What you have to do :: Locate each line with the string "Expenses" in the listing below and copy it.

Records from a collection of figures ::
[START]

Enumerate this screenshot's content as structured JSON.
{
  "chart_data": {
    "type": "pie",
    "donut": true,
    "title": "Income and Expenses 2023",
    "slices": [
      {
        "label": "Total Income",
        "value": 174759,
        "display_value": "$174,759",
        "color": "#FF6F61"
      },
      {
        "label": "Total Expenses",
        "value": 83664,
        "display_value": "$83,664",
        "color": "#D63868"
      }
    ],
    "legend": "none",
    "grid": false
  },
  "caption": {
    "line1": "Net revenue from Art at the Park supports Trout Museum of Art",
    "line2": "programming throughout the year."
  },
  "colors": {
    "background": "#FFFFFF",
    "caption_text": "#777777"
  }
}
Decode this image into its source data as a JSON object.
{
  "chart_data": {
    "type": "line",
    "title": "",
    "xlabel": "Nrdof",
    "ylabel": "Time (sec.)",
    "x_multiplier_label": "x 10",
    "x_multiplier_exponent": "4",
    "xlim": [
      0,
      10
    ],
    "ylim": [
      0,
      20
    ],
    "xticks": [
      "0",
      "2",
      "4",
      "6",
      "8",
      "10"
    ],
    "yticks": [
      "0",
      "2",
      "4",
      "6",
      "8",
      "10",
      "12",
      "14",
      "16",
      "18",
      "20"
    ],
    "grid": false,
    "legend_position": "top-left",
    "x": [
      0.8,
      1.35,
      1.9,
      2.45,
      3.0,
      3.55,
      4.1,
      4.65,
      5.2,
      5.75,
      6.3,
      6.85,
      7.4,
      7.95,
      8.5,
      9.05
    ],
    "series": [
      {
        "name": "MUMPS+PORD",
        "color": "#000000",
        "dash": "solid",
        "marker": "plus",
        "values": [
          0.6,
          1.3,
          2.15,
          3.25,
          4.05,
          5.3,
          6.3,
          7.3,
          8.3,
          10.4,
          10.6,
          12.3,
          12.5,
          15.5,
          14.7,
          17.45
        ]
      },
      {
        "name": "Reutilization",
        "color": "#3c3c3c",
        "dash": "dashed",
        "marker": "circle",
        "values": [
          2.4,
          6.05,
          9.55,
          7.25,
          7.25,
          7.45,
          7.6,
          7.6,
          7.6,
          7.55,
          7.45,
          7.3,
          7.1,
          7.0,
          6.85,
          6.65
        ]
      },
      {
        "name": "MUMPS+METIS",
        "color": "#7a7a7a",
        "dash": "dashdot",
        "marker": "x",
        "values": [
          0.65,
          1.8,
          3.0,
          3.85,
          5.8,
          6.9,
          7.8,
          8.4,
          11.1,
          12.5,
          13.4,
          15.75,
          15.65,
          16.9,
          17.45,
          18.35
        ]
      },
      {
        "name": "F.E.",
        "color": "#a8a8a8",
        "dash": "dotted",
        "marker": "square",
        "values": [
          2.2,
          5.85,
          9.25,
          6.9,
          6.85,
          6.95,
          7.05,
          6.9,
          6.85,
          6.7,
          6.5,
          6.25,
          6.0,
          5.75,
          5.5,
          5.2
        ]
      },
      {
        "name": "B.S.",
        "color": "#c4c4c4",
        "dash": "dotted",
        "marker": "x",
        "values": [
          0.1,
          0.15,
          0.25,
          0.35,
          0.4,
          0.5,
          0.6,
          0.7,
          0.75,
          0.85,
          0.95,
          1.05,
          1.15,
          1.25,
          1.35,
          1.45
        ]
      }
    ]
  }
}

[END]

Worked answer ::
    "title": "Income and Expenses 2023",
        "label": "Total Expenses",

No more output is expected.